## [Information shown]
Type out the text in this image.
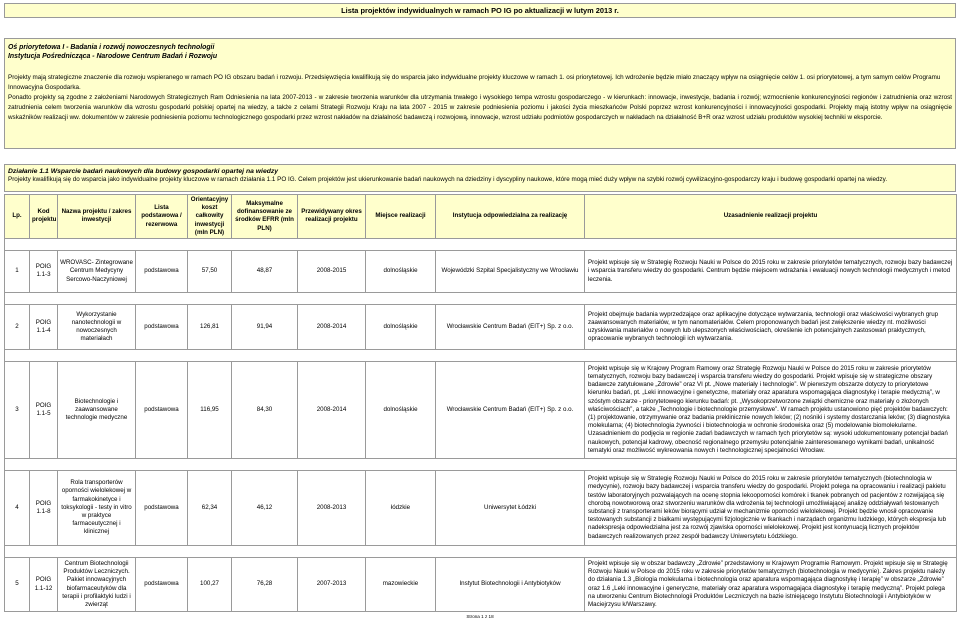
Lista projektów indywidualnych w ramach PO IG po aktualizacji w lutym 2013 r.
Oś priorytetowa I - Badania i rozwój nowoczesnych technologii
Instytucja Pośrednicząca - Narodowe Centrum Badań i Rozwoju
Projekty mają strategiczne znaczenie dla rozwoju wspieranego w ramach PO IG obszaru badań i rozwoju. Przedsięwzięcia kwalifikują się do wsparcia jako indywidualne projekty kluczowe w ramach 1. osi priorytetowej. Ich wdrożenie będzie miało znaczący wpływ na osiągnięcie celów 1. osi priorytetowej, a tym samym celów Programu Innowacyjna Gospodarka.
Ponadto projekty są zgodne z założeniami Narodowych Strategicznych Ram Odniesienia na lata 2007-2013 - w zakresie tworzenia warunków dla utrzymania trwałego i wysokiego tempa wzrostu gospodarczego - w kierunkach: innowacje, inwestycje, badania i rozwój; wzmocnienie konkurencyjności regionów i zatrudnienia oraz wzrost zatrudnienia celem tworzenia warunków dla wzrostu gospodarki polskiej opartej na wiedzy, a także z celami Strategii Rozwoju Kraju na lata 2007 - 2015 w zakresie podniesienia poziomu i jakości życia mieszkańców Polski poprzez wzrost konkurencyjności i innowacyjności gospodarki. Projekty mają istotny wpływ na osiągnięcie wskaźników realizacji ww. dokumentów w zakresie podniesienia poziomu technologicznego gospodarki przez wzrost nakładów na działalność badawczą i rozwojową, innowacje, wzrost udziału podmiotów gospodarczych w nakładach na działalność B+R oraz wzrost udziału produktów wysokiej techniki w eksporcie.
Działanie 1.1 Wsparcie badań naukowych dla budowy gospodarki opartej na wiedzy
Projekty kwalifikują się do wsparcia jako indywidualne projekty kluczowe w ramach działania 1.1 PO IG. Celem projektów jest ukierunkowanie badań naukowych na dziedziny i dyscypliny naukowe, które mogą mieć duży wpływ na szybki rozwój cywilizacyjno-gospodarczy kraju i budowę gospodarki opartej na wiedzy.
Lp.	Kod projektu	Nazwa projektu / zakres inwestycji	Lista podstawowa / rezerwowa	Orientacyjny koszt całkowity inwestycji (mln PLN)	Maksymalne dofinansowanie ze środków EFRR (mln PLN)	Przewidywany okres realizacji projektu	Miejsce realizacji	Instytucja odpowiedzialna za realizację	Uzasadnienie realizacji projektu

1	POIG 1.1-3	WROVASC- Zintegrowane Centrum Medycyny Sercowo-Naczyniowej	podstawowa	57,50	48,87	2008-2015	dolnośląskie	Wojewódzki Szpital Specjalistyczny we Wrocławiu	Projekt wpisuje się w Strategię Rozwoju Nauki w Polsce do 2015 roku w zakresie priorytetów tematycznych, rozwoju bazy badawczej i wsparcia transferu wiedzy do gospodarki. Centrum będzie miejscem wdrażania i ewaluacji nowych technologii medycznych i metod leczenia.

2	POIG 1.1-4	Wykorzystanie nanotechnologii w nowoczesnych materiałach	podstawowa	126,81	91,94	2008-2014	dolnośląskie	Wrocławskie Centrum Badań (EIT+) Sp. z o.o.	Projekt obejmuje badania wyprzedzające oraz aplikacyjne dotyczące wytwarzania, technologii oraz właściwości wybranych grup zaawansowanych materiałów, w tym nanomateriałów. Celem proponowanych badań jest zwiększenie wiedzy nt. możliwości uzyskiwania materiałów o nowych lub ulepszonych właściwościach, określenie ich potencjalnych zastosowań praktycznych, opracowanie wybranych technologii ich wytwarzania.

3	POIG 1.1-5	Biotechnologie i zaawansowane technologie medyczne	podstawowa	116,95	84,30	2008-2014	dolnośląskie	Wrocławskie Centrum Badań (EIT+) Sp. z o.o.	Projekt wpisuje się w Krajowy Program Ramowy oraz Strategię Rozwoju Nauki w Polsce do 2015 roku w zakresie priorytetów tematycznych, rozwoju bazy badawczej i wsparcia transferu wiedzy do gospodarki. Projekt wpisuje się w strategiczne obszary badawcze zatytułowane „Zdrowie” oraz VI pt. „Nowe materiały i technologie”. W pierwszym obszarze dotyczy to priorytetowe kierunku badań, pt. „Leki innowacyjne i genetyczne, materiały oraz aparatura wspomagająca diagnostykę i terapie medyczną”, w szóstym obszarze - priorytetowego kierunku badań: pt. „Wysokoprzetworzone związki chemiczne oraz materiały o złożonych właściwościach”, a także „Technologie i biotechnologie przemysłowe”. W ramach projektu ustanowiono pięć projektów badawczych: (1) projektowanie, otrzymywanie oraz badania preklinicznie nowych leków; (2) nośniki i systemy dostarczania leków; (3) diagnostyka molekularna; (4) biotechnologia żywności i biotechnologia w ochronie środowiska oraz (5) modelowanie biomolekularne. Uzasadnieniem do podjęcia w regionie zadań badawczych w ramach tych priorytetów są: wysoki udokumentowany potencjał badań naukowych, potencjał kadrowy, obecność regionalnego przemysłu potencjalnie zainteresowanego wynikami badań, unikalność tematyki oraz możliwość wykreowania nowych i technologicznej specjalności Wrocław.

4	POIG 1.1-8	Rola transporterów oporności wielolekowej w farmakokinetyce i toksykologii - testy in vitro w praktyce farmaceutycznej i klinicznej	podstawowa	62,34	46,12	2008-2013	łódzkie	Uniwersytet Łódzki	Projekt wpisuje się w Strategię Rozwoju Nauki w Polsce do 2015 roku w zakresie priorytetów tematycznych (biotechnologia w medycynie), rozwoju bazy badawczej i wsparcia transferu wiedzy do gospodarki. Projekt polega na opracowaniu i realizacji pakietu testów laboratoryjnych pozwalających na ocenę stopnia lekooporności komórek i tkanek pobranych od pacjentów z rozwijającą się chorobą nowotworową oraz stworzeniu warunków dla wdrożenia tej technologii umożliwiającej analizę oddziaływań testowanych substancji z transporterami leków biorącymi udział w mechanizmie oporności wielolekowej. Projekt będzie wnosił opracowanie testowanych substancji z białkami występującymi fizjologicznie w tkankach i narządach organizmu ludzkiego, których ekspresja lub nadekspresja odpowiedzialna jest za rozwój zjawiska oporności wielolekowej. Projekt jest kontynuacją licznych projektów badawczych realizowanych przez zespół badawczy Uniwersytetu Łódzkiego.

5	POIG 1.1-12	Centrum Biotechnologii Produktów Leczniczych. Pakiet innowacyjnych biofarmaceutyków dla terapii i profilaktyki ludzi i zwierząt	podstawowa	100,27	76,28	2007-2013	mazowieckie	Instytut Biotechnologii i Antybiotyków	Projekt wpisuje się w obszar badawczy „Zdrowie” przedstawiony w Krajowym Programie Ramowym. Projekt wpisuje się w Strategię Rozwoju Nauki w Polsce do 2015 roku w zakresie priorytetów tematycznych (biotechnologia w medycynie). Zakres projektu należy do działania 1.3 „Biologia molekularna i biotechnologia oraz aparatura wspomagająca diagnostykę i terapię” w obszarze „Zdrowie” oraz 1.6 „Leki innowacyjne i generyczne, materiały oraz aparatura wspomagająca diagnostykę i terapię medyczną”. Projekt polega na utworzeniu Centrum Biotechnologii Produktów Leczniczych na bazie istniejącego Instytutu Biotechnologii i Antybiotyków w Maciejrzysu k/Warszawy.
Strona 1 z 18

## [Requirement]
Filter the records above for lines containing the word "Instytucja", and copy those lines.

## [Problem solution]
Instytucja Pośrednicząca - Narodowe Centrum Badań i Rozwoju
Lp.	Kod projektu	Nazwa projektu / zakres inwestycji	Lista podstawowa / rezerwowa	Orientacyjny koszt całkowity inwestycji (mln PLN)	Maksymalne dofinansowanie ze środków EFRR (mln PLN)	Przewidywany okres realizacji projektu	Miejsce realizacji	Instytucja odpowiedzialna za realizację	Uzasadnienie realizacji projektu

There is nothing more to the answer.